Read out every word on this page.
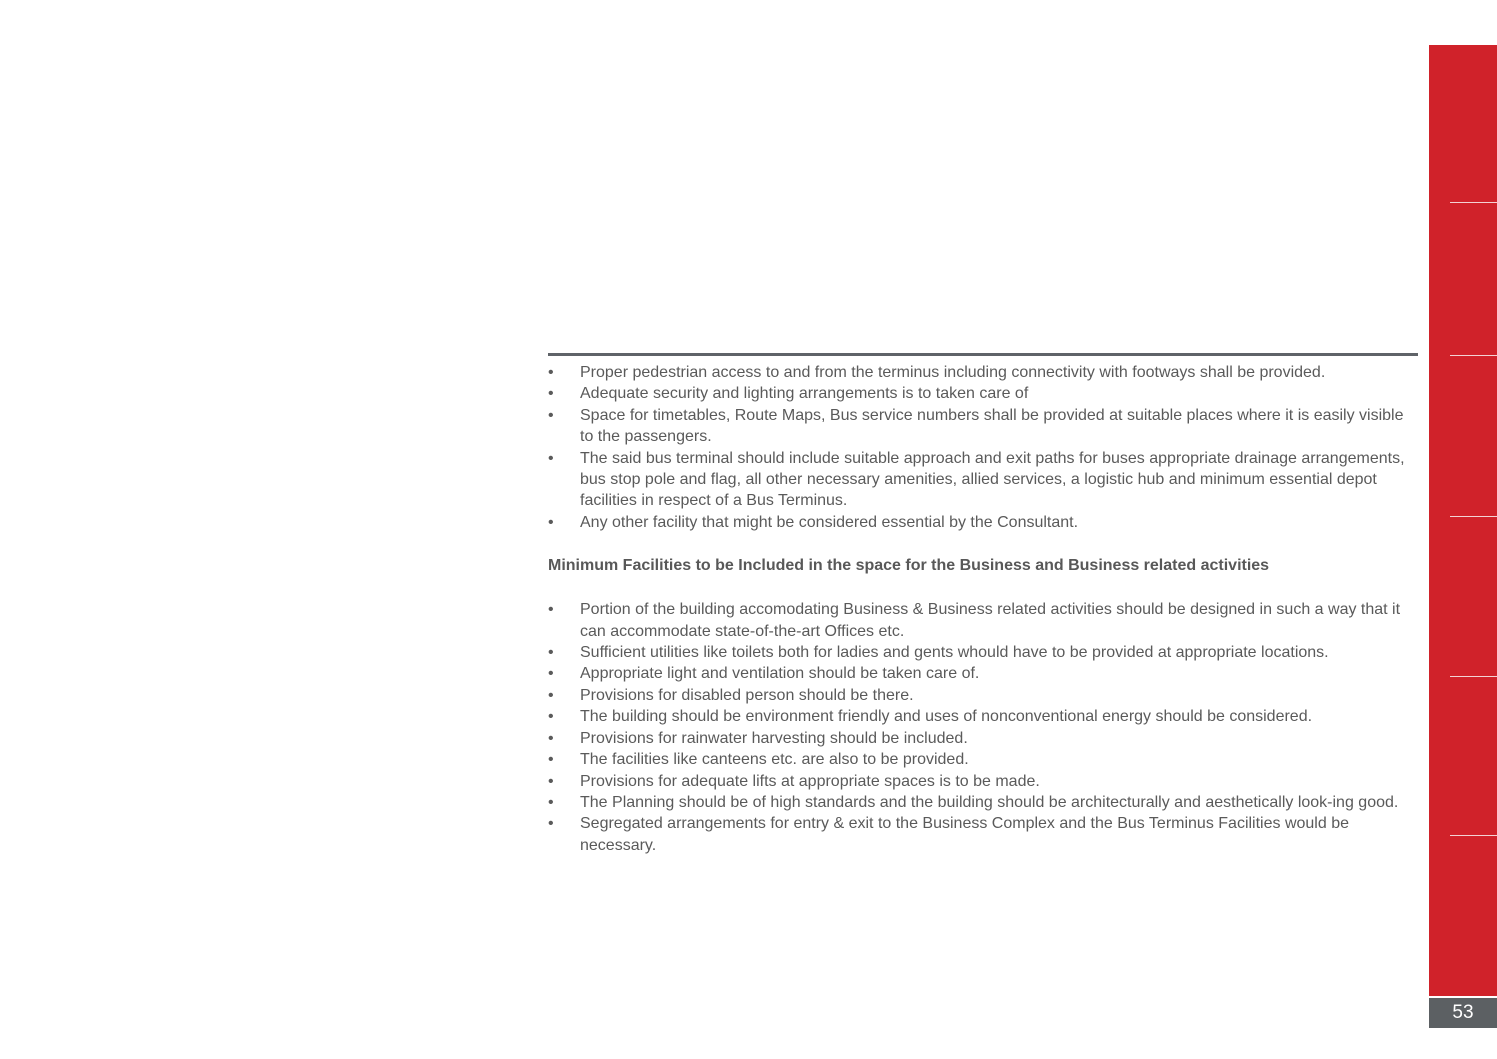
• Proper pedestrian access to and from the terminus including connectivity with footways shall be provided.
• Adequate security and lighting arrangements is to taken care of
• Space for timetables, Route Maps, Bus service numbers shall be provided at suitable places where it is easily visible to the passengers.
• The said bus terminal should include suitable approach and exit paths for buses appropriate drainage arrangements, bus stop pole and flag, all other necessary amenities, allied services, a logistic hub and minimum essential depot facilities in respect of a Bus Terminus.
• Any other facility that might be considered essential by the Consultant.
Minimum Facilities to be Included in the space for the Business and Business related activities
• Portion of the building accomodating Business & Business related activities should be designed in such a way that it can accommodate state-of-the-art Offices etc.
• Sufficient utilities like toilets both for ladies and gents whould have to be provided at appropriate locations.
• Appropriate light and ventilation should be taken care of.
• Provisions for disabled person should be there.
• The building should be environment friendly and uses of nonconventional energy should be considered.
• Provisions for rainwater harvesting should be included.
• The facilities like canteens etc. are also to be provided.
• Provisions for adequate lifts at appropriate spaces is to be made.
• The Planning should be of high standards and the building should be architecturally and aesthetically look-ing good.
• Segregated arrangements for entry & exit to the Business Complex and the Bus Terminus Facilities would be necessary.
53
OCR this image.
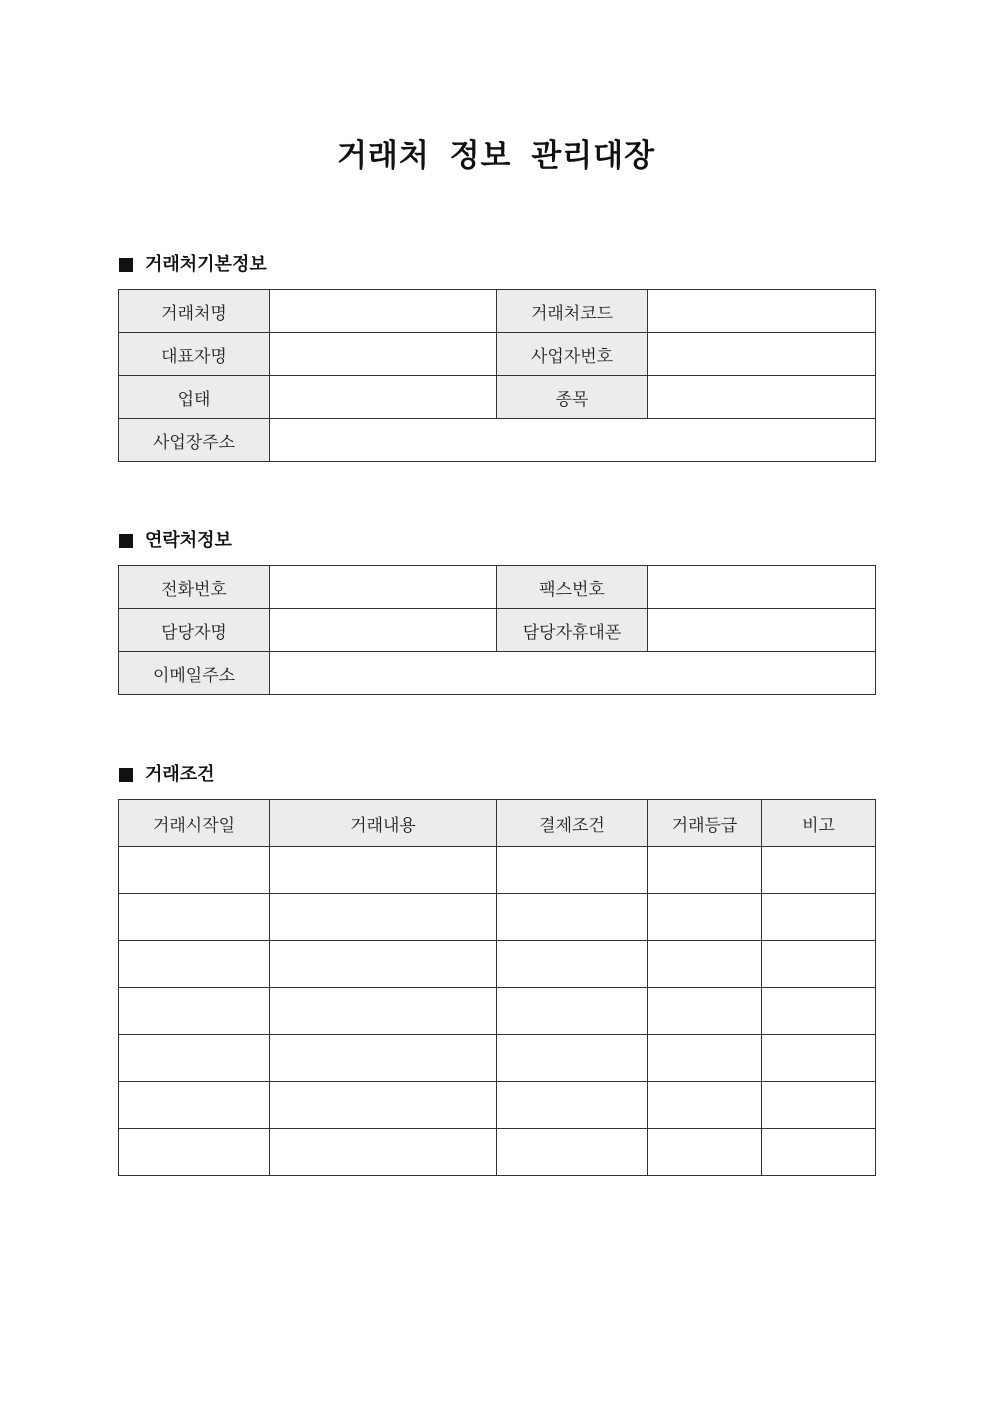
거래처 정보 관리대장
거래처기본정보
거래처명		거래처코드	
대표자명		사업자번호	
업태		종목	
사업장주소			
연락처정보
전화번호		팩스번호	
담당자명		담당자휴대폰	
이메일주소			
거래조건
거래시작일	거래내용	결제조건	거래등급	비고
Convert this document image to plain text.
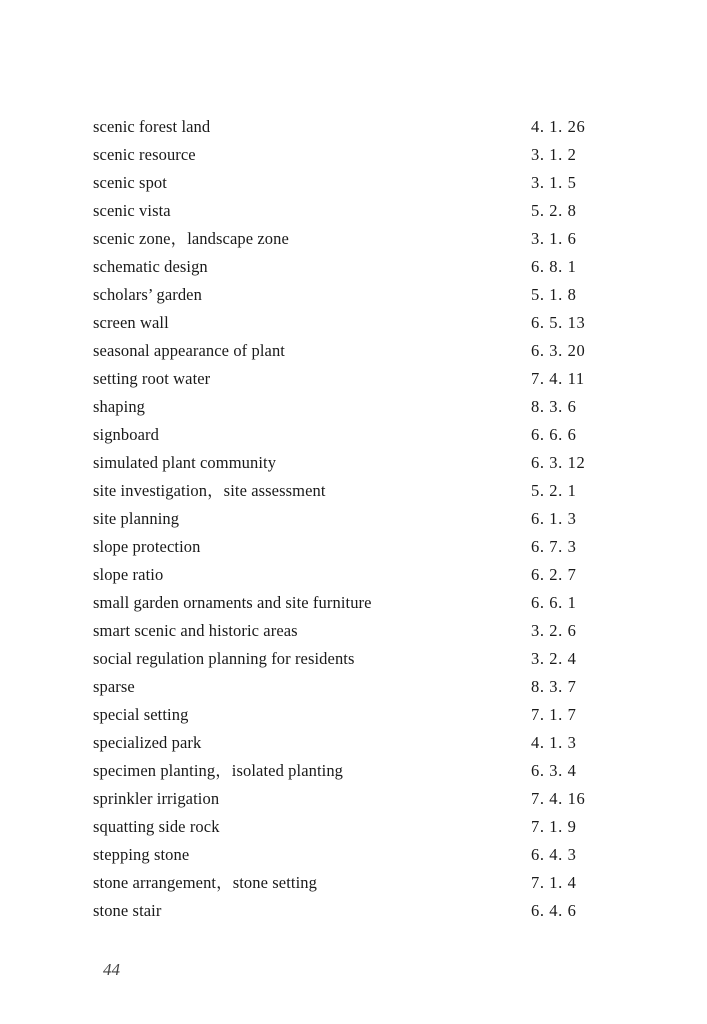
scenic forest land	4. 1. 26
scenic resource	3. 1. 2
scenic spot	3. 1. 5
scenic vista	5. 2. 8
scenic zone，landscape zone	3. 1. 6
schematic design	6. 8. 1
scholars’ garden	5. 1. 8
screen wall	6. 5. 13
seasonal appearance of plant	6. 3. 20
setting root water	7. 4. 11
shaping	8. 3. 6
signboard	6. 6. 6
simulated plant community	6. 3. 12
site investigation，site assessment	5. 2. 1
site planning	6. 1. 3
slope protection	6. 7. 3
slope ratio	6. 2. 7
small garden ornaments and site furniture	6. 6. 1
smart scenic and historic areas	3. 2. 6
social regulation planning for residents	3. 2. 4
sparse	8. 3. 7
special setting	7. 1. 7
specialized park	4. 1. 3
specimen planting，isolated planting	6. 3. 4
sprinkler irrigation	7. 4. 16
squatting side rock	7. 1. 9
stepping stone	6. 4. 3
stone arrangement，stone setting	7. 1. 4
stone stair	6. 4. 6
44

→ **What is expected**
All of the lines above should be printed exactly, minus the pictures.

→ **Solution**
Read out every word on this page.
• Proper pedestrian access to and from the terminus including connectivity with footways shall be provided.
• Adequate security and lighting arrangements is to taken care of
• Space for timetables, Route Maps, Bus service numbers shall be provided at suitable places where it is easily visible to the passengers.
• The said bus terminal should include suitable approach and exit paths for buses appropriate drainage arrangements, bus stop pole and flag, all other necessary amenities, allied services, a logistic hub and minimum essential depot facilities in respect of a Bus Terminus.
• Any other facility that might be considered essential by the Consultant.
Minimum Facilities to be Included in the space for the Business and Business related activities
• Portion of the building accomodating Business & Business related activities should be designed in such a way that it can accommodate state-of-the-art Offices etc.
• Sufficient utilities like toilets both for ladies and gents whould have to be provided at appropriate locations.
• Appropriate light and ventilation should be taken care of.
• Provisions for disabled person should be there.
• The building should be environment friendly and uses of nonconventional energy should be considered.
• Provisions for rainwater harvesting should be included.
• The facilities like canteens etc. are also to be provided.
• Provisions for adequate lifts at appropriate spaces is to be made.
• The Planning should be of high standards and the building should be architecturally and aesthetically look-ing good.
• Segregated arrangements for entry & exit to the Business Complex and the Bus Terminus Facilities would be necessary.
53
OCR this image.
거래처 정보 관리대장
거래처기본정보
거래처명		거래처코드	
대표자명		사업자번호	
업태		종목	
사업장주소			
연락처정보
전화번호		팩스번호	
담당자명		담당자휴대폰	
이메일주소			
거래조건
거래시작일	거래내용	결제조건	거래등급	비고
Convert this document image to plain text.
scenic forest land	4. 1. 26
scenic resource	3. 1. 2
scenic spot	3. 1. 5
scenic vista	5. 2. 8
scenic zone，landscape zone	3. 1. 6
schematic design	6. 8. 1
scholars’ garden	5. 1. 8
screen wall	6. 5. 13
seasonal appearance of plant	6. 3. 20
setting root water	7. 4. 11
shaping	8. 3. 6
signboard	6. 6. 6
simulated plant community	6. 3. 12
site investigation，site assessment	5. 2. 1
site planning	6. 1. 3
slope protection	6. 7. 3
slope ratio	6. 2. 7
small garden ornaments and site furniture	6. 6. 1
smart scenic and historic areas	3. 2. 6
social regulation planning for residents	3. 2. 4
sparse	8. 3. 7
special setting	7. 1. 7
specialized park	4. 1. 3
specimen planting，isolated planting	6. 3. 4
sprinkler irrigation	7. 4. 16
squatting side rock	7. 1. 9
stepping stone	6. 4. 3
stone arrangement，stone setting	7. 1. 4
stone stair	6. 4. 6
44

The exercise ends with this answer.